(Figure collection entries)
##############################

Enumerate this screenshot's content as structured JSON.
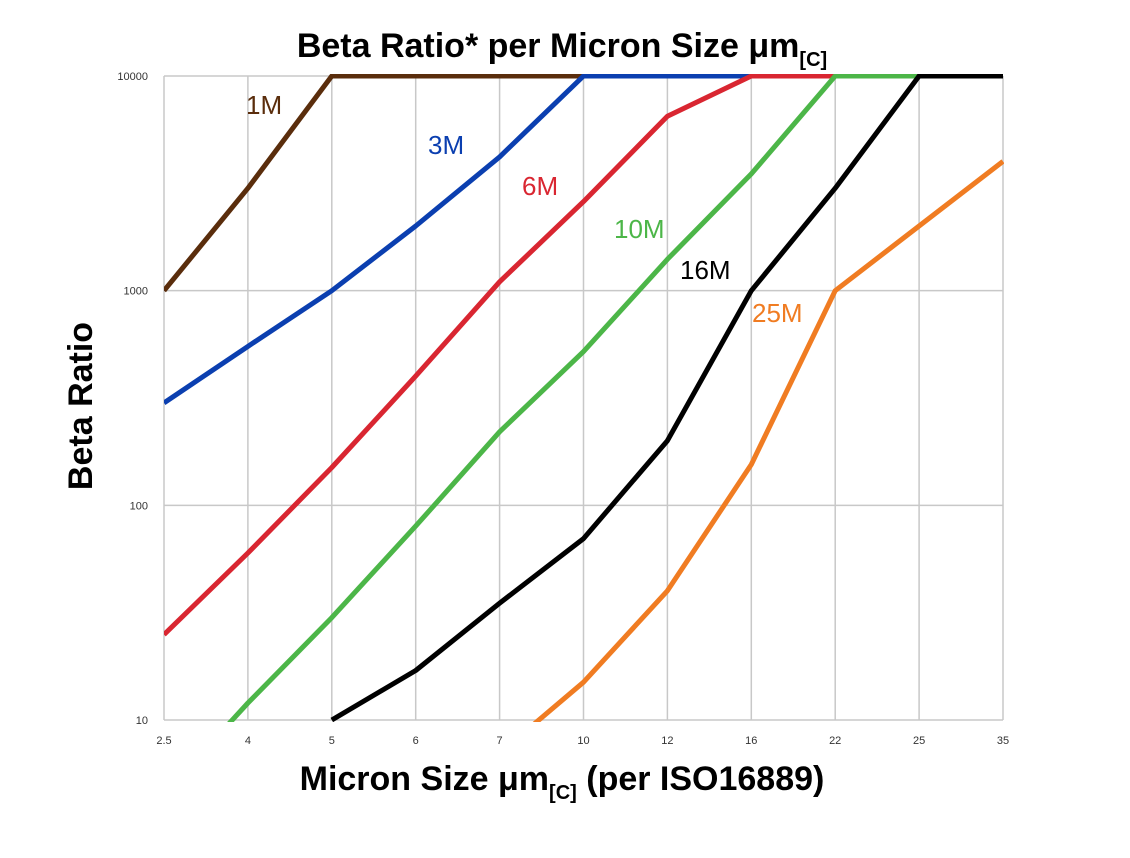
{
  "chart_data": {
    "type": "line",
    "title": "Beta Ratio* per Micron Size μm",
    "title_subscript": "[C]",
    "xlabel": "Micron Size μm",
    "xlabel_subscript": "[C]",
    "xlabel_suffix": " (per ISO16889)",
    "ylabel": "Beta Ratio",
    "x_scale": "categorical",
    "y_scale": "log",
    "ylim": [
      10,
      10000
    ],
    "y_ticks": [
      10,
      100,
      1000,
      10000
    ],
    "grid": true,
    "legend": "inline labels",
    "categories": [
      "2.5",
      "4",
      "5",
      "6",
      "7",
      "10",
      "12",
      "16",
      "22",
      "25",
      "35"
    ],
    "series": [
      {
        "name": "1M",
        "color": "#5a2d0c",
        "values": [
          1000,
          3000,
          10000,
          10000,
          10000,
          10000,
          10000,
          10000,
          10000,
          10000,
          10000
        ]
      },
      {
        "name": "3M",
        "color": "#0b3fb0",
        "values": [
          300,
          550,
          1000,
          2000,
          4200,
          10000,
          10000,
          10000,
          10000,
          10000,
          10000
        ]
      },
      {
        "name": "6M",
        "color": "#d92631",
        "values": [
          25,
          60,
          150,
          400,
          1100,
          2600,
          6500,
          10000,
          10000,
          10000,
          10000
        ]
      },
      {
        "name": "10M",
        "color": "#4cb648",
        "values": [
          4.5,
          12,
          30,
          80,
          220,
          520,
          1400,
          3500,
          10000,
          10000,
          10000
        ]
      },
      {
        "name": "16M",
        "color": "#000000",
        "values": [
          null,
          null,
          10,
          17,
          35,
          70,
          200,
          1000,
          3000,
          10000,
          10000
        ]
      },
      {
        "name": "25M",
        "color": "#f07c22",
        "values": [
          null,
          null,
          null,
          null,
          7,
          15,
          40,
          155,
          1000,
          2000,
          4000
        ]
      }
    ]
  }
}
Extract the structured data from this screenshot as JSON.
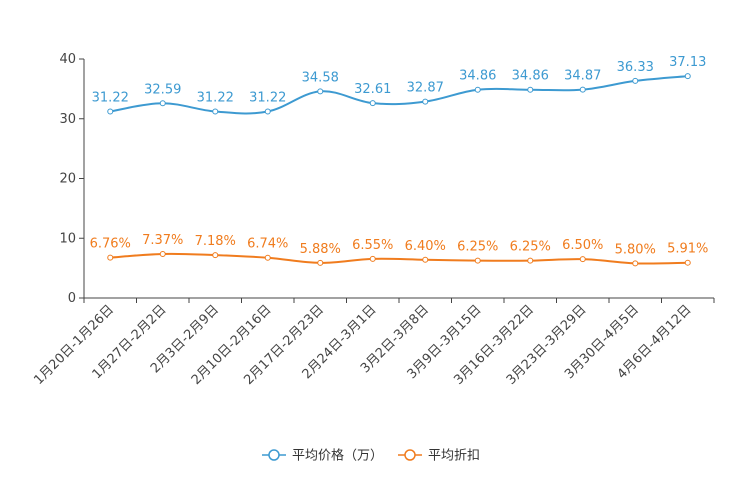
{
  "chart_data": {
    "type": "line",
    "title": "",
    "xlabel": "",
    "ylabel": "",
    "ylim": [
      0,
      40
    ],
    "yticks": [
      0,
      10,
      20,
      30,
      40
    ],
    "legend_position": "bottom",
    "categories": [
      "1月20日-1月26日",
      "1月27日-2月2日",
      "2月3日-2月9日",
      "2月10日-2月16日",
      "2月17日-2月23日",
      "2月24日-3月1日",
      "3月2日-3月8日",
      "3月9日-3月15日",
      "3月16日-3月22日",
      "3月23日-3月29日",
      "3月30日-4月5日",
      "4月6日-4月12日"
    ],
    "series": [
      {
        "name": "平均价格（万）",
        "color": "#3d9ad1",
        "values": [
          31.22,
          32.59,
          31.22,
          31.22,
          34.58,
          32.61,
          32.87,
          34.86,
          34.86,
          34.87,
          36.33,
          37.13
        ],
        "labels": [
          "31.22",
          "32.59",
          "31.22",
          "31.22",
          "34.58",
          "32.61",
          "32.87",
          "34.86",
          "34.86",
          "34.87",
          "36.33",
          "37.13"
        ]
      },
      {
        "name": "平均折扣",
        "color": "#f07c1e",
        "values": [
          6.76,
          7.37,
          7.18,
          6.74,
          5.88,
          6.55,
          6.4,
          6.25,
          6.25,
          6.5,
          5.8,
          5.91
        ],
        "labels": [
          "6.76%",
          "7.37%",
          "7.18%",
          "6.74%",
          "5.88%",
          "6.55%",
          "6.40%",
          "6.25%",
          "6.25%",
          "6.50%",
          "5.80%",
          "5.91%"
        ]
      }
    ]
  }
}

##############################

* TASK TO COMPLETE:
Which lines contain the word "structured"? Copy each of them.

* WRITTEN SOLUTION:
Enumerate this screenshot's content as structured JSON.
Extract the structured data from this screenshot as JSON.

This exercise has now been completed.